> WHAT TO PRODUCE
Select every line containing the word "douleurs" from the material, and copy those lines.

-*-

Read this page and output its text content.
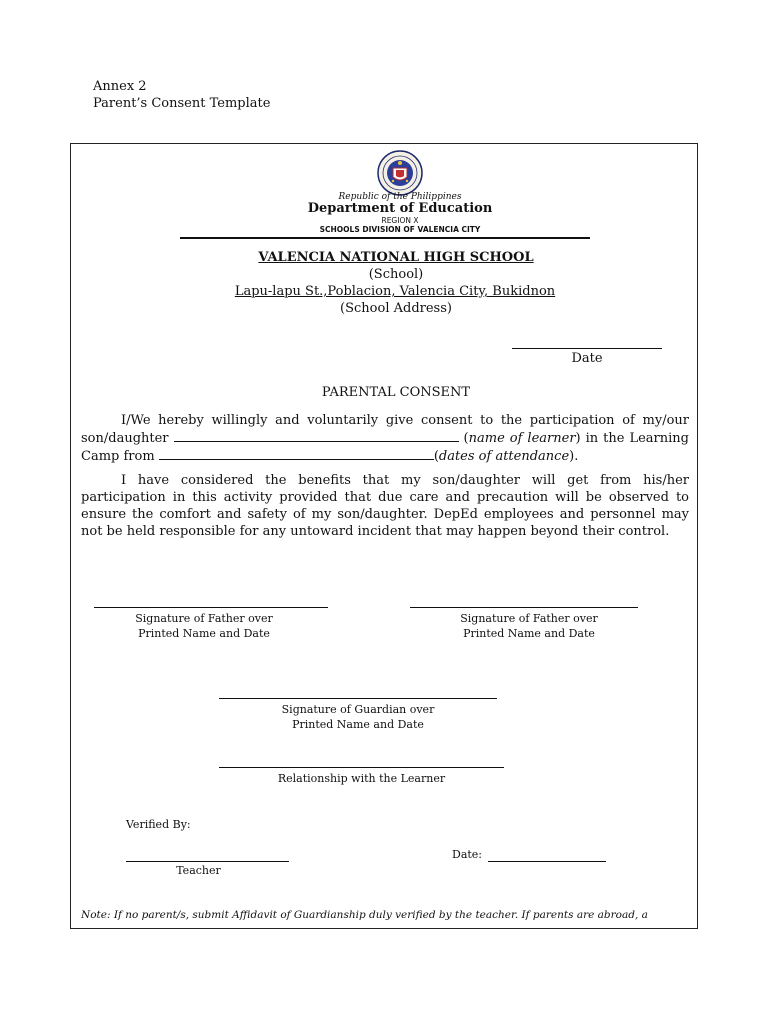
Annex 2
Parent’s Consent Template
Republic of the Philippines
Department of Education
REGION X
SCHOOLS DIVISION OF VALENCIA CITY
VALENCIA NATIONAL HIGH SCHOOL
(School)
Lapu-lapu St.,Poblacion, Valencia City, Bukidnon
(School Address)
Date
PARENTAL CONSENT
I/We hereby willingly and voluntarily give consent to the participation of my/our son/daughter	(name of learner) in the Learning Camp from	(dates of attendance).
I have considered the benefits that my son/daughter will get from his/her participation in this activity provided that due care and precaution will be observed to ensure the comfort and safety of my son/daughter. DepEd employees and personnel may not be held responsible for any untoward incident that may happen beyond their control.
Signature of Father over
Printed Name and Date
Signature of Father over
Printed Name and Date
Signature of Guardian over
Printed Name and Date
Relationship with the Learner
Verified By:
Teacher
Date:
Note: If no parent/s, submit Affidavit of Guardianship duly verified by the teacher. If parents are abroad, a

-*-

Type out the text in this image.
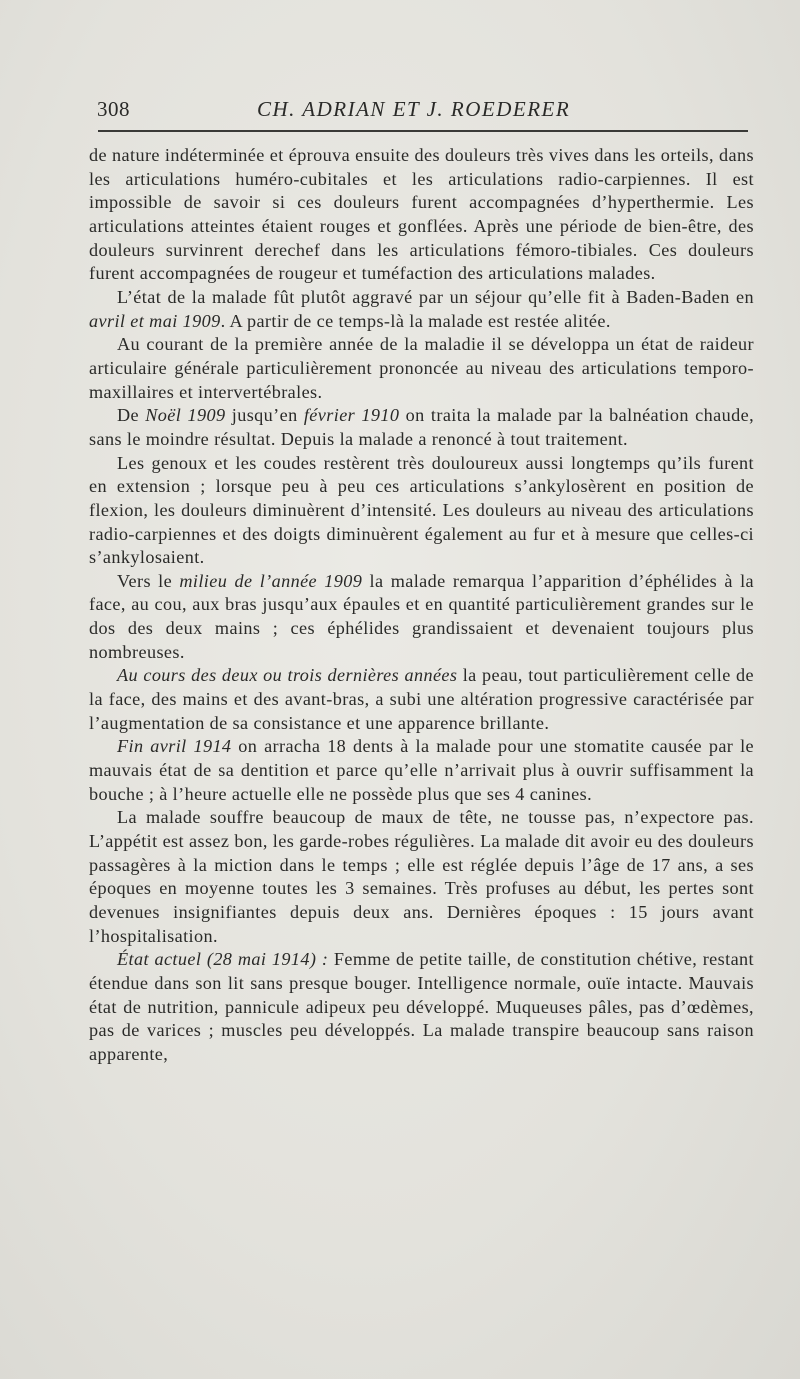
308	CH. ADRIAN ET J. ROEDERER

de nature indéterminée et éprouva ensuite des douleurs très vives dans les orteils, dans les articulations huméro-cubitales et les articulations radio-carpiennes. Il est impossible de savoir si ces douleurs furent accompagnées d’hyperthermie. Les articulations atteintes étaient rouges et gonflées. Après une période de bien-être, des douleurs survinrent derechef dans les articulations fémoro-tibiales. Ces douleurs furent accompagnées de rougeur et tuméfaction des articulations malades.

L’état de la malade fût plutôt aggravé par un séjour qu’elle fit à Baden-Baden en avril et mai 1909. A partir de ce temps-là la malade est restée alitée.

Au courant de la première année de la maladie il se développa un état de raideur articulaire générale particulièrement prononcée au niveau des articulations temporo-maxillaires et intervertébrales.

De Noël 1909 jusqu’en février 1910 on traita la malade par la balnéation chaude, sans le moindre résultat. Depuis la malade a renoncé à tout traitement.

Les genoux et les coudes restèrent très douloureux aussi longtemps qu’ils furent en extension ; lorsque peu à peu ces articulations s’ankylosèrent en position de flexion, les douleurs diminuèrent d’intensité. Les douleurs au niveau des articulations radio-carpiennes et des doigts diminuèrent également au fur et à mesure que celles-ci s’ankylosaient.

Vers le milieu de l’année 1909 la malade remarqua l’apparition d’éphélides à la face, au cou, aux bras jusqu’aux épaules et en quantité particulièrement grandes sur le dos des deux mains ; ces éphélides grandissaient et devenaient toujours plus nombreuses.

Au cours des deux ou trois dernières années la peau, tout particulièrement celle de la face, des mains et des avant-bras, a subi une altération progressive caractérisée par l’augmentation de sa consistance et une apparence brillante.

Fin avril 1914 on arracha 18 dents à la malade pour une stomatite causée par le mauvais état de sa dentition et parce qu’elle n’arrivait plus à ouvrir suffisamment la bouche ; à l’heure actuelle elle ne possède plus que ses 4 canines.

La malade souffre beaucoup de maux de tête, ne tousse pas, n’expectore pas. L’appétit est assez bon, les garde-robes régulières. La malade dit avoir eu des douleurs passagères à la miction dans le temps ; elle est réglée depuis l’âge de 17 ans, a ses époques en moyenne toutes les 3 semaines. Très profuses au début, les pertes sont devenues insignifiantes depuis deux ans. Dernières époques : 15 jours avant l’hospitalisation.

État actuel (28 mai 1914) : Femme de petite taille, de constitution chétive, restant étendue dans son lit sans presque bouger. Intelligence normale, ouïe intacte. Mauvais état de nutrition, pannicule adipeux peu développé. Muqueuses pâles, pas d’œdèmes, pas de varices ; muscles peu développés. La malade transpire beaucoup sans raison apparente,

-*-

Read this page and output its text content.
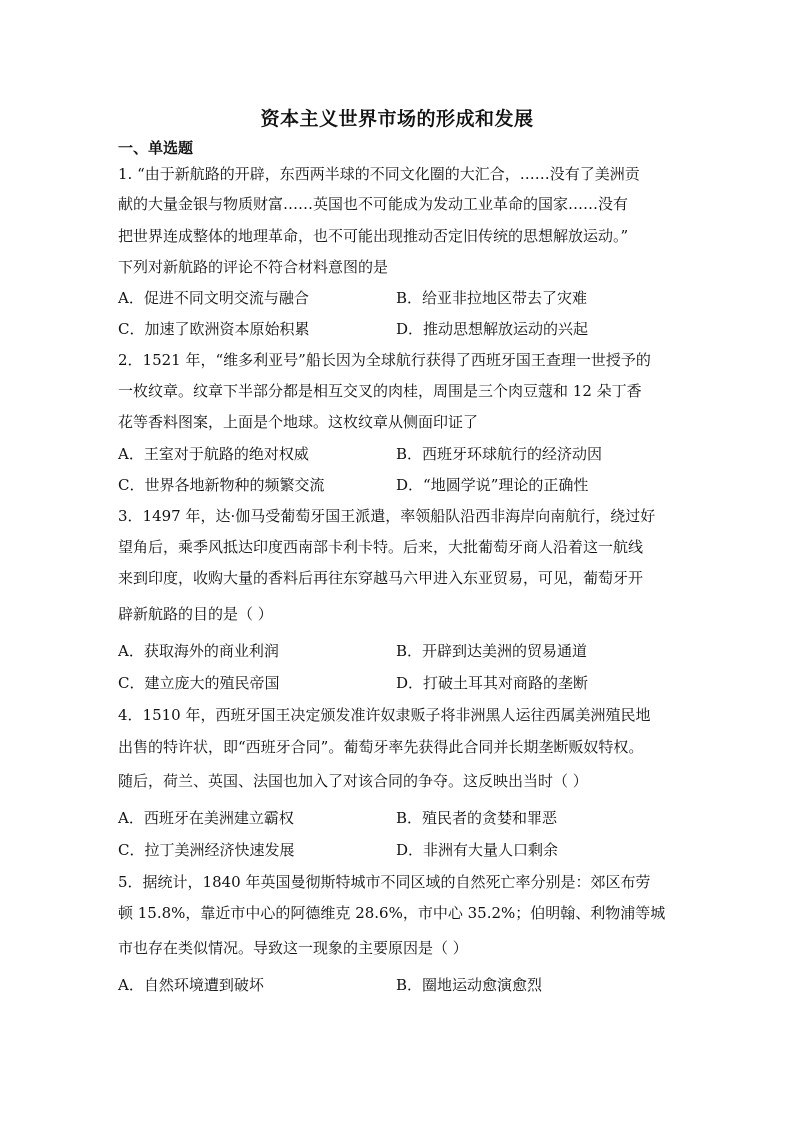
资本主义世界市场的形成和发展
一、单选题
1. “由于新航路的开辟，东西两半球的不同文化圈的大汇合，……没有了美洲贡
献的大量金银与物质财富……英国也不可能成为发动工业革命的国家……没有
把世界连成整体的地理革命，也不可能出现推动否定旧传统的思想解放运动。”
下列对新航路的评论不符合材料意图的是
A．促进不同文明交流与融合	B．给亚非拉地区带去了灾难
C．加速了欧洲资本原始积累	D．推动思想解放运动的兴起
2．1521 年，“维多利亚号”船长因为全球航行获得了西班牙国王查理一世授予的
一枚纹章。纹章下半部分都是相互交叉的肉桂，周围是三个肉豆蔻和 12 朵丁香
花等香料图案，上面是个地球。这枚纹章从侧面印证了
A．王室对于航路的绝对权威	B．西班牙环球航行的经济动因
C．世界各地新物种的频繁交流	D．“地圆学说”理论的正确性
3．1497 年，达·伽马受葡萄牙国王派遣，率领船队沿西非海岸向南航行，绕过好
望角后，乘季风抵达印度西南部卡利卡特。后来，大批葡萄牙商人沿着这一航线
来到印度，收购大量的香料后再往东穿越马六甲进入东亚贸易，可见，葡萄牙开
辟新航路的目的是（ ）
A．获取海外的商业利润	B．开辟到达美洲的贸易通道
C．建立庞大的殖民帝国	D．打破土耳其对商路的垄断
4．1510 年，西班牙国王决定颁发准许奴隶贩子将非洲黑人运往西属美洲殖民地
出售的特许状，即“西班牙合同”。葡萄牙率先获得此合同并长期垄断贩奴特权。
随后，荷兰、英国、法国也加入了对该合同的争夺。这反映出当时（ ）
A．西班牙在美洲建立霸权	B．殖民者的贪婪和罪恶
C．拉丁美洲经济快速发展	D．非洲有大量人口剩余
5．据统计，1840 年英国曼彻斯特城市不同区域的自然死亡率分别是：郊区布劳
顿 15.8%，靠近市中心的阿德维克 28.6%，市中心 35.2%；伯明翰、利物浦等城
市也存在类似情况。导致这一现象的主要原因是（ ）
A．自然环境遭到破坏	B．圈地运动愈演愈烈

-*-

> ANSWER TO THIS TASK
de nature indéterminée et éprouva ensuite des douleurs très vives dans les orteils, dans les articulations huméro-cubitales et les articulations radio-carpiennes. Il est impossible de savoir si ces douleurs furent accompagnées d’hyperthermie. Les articulations atteintes étaient rouges et gonflées. Après une période de bien-être, des douleurs survinrent derechef dans les articulations fémoro-tibiales. Ces douleurs furent accompagnées de rougeur et tuméfaction des articulations malades.
Les genoux et les coudes restèrent très douloureux aussi longtemps qu’ils furent en extension ; lorsque peu à peu ces articulations s’ankylosèrent en position de flexion, les douleurs diminuèrent d’intensité. Les douleurs au niveau des articulations radio-carpiennes et des doigts diminuèrent également au fur et à mesure que celles-ci s’ankylosaient.
La malade souffre beaucoup de maux de tête, ne tousse pas, n’expectore pas. L’appétit est assez bon, les garde-robes régulières. La malade dit avoir eu des douleurs passagères à la miction dans le temps ; elle est réglée depuis l’âge de 17 ans, a ses époques en moyenne toutes les 3 semaines. Très profuses au début, les pertes sont devenues insignifiantes depuis deux ans. Dernières époques : 15 jours avant l’hospitalisation.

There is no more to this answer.